Copy the data exactly as it appears, and do not include any pictures.

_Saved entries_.
* START *

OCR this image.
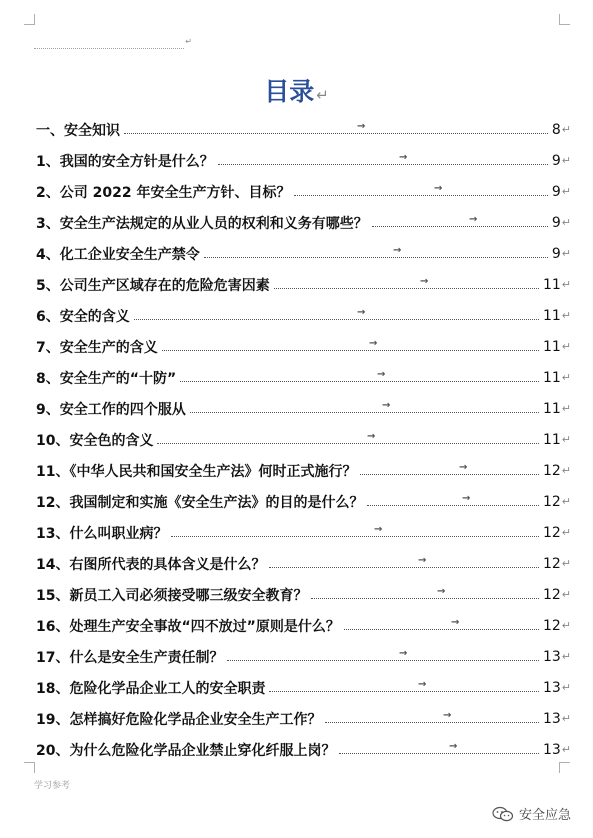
↵
目录 ↵
一、安全知识	8 ↵
→
1、我国的安全方针是什么？	9 ↵
→
2、公司 2022 年安全生产方针、目标？	9 ↵
→
3、安全生产法规定的从业人员的权利和义务有哪些？	9 ↵
→
4、化工企业安全生产禁令	9 ↵
→
5、公司生产区域存在的危险危害因素	11 ↵
→
6、安全的含义	11 ↵
→
7、安全生产的含义	11 ↵
→
8、安全生产的“十防”	11 ↵
→
9、安全工作的四个服从	11 ↵
→
10、安全色的含义	11 ↵
→
11、《中华人民共和国安全生产法》何时正式施行？	12 ↵
→
12、我国制定和实施《安全生产法》的目的是什么？	12 ↵
→
13、什么叫职业病？	12 ↵
→
14、右图所代表的具体含义是什么？	12 ↵
→
15、新员工入司必须接受哪三级安全教育？	12 ↵
→
16、处理生产安全事故“四不放过”原则是什么？	12 ↵
→
17、什么是安全生产责任制？	13 ↵
→
18、危险化学品企业工人的安全职责	13 ↵
→
19、怎样搞好危险化学品企业安全生产工作？	13 ↵
→
20、为什么危险化学品企业禁止穿化纤服上岗？	13 ↵
→
学习参考
安全应急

* END *

_Output of the task_.
OCR this image.
↵
目录 ↵
一、安全知识	8 ↵
→
1、我国的安全方针是什么？	9 ↵
→
2、公司 2022 年安全生产方针、目标？	9 ↵
→
3、安全生产法规定的从业人员的权利和义务有哪些？	9 ↵
→
4、化工企业安全生产禁令	9 ↵
→
5、公司生产区域存在的危险危害因素	11 ↵
→
6、安全的含义	11 ↵
→
7、安全生产的含义	11 ↵
→
8、安全生产的“十防”	11 ↵
→
9、安全工作的四个服从	11 ↵
→
10、安全色的含义	11 ↵
→
11、《中华人民共和国安全生产法》何时正式施行？	12 ↵
→
12、我国制定和实施《安全生产法》的目的是什么？	12 ↵
→
13、什么叫职业病？	12 ↵
→
14、右图所代表的具体含义是什么？	12 ↵
→
15、新员工入司必须接受哪三级安全教育？	12 ↵
→
16、处理生产安全事故“四不放过”原则是什么？	12 ↵
→
17、什么是安全生产责任制？	13 ↵
→
18、危险化学品企业工人的安全职责	13 ↵
→
19、怎样搞好危险化学品企业安全生产工作？	13 ↵
→
20、为什么危险化学品企业禁止穿化纤服上岗？	13 ↵
→
学习参考
安全应急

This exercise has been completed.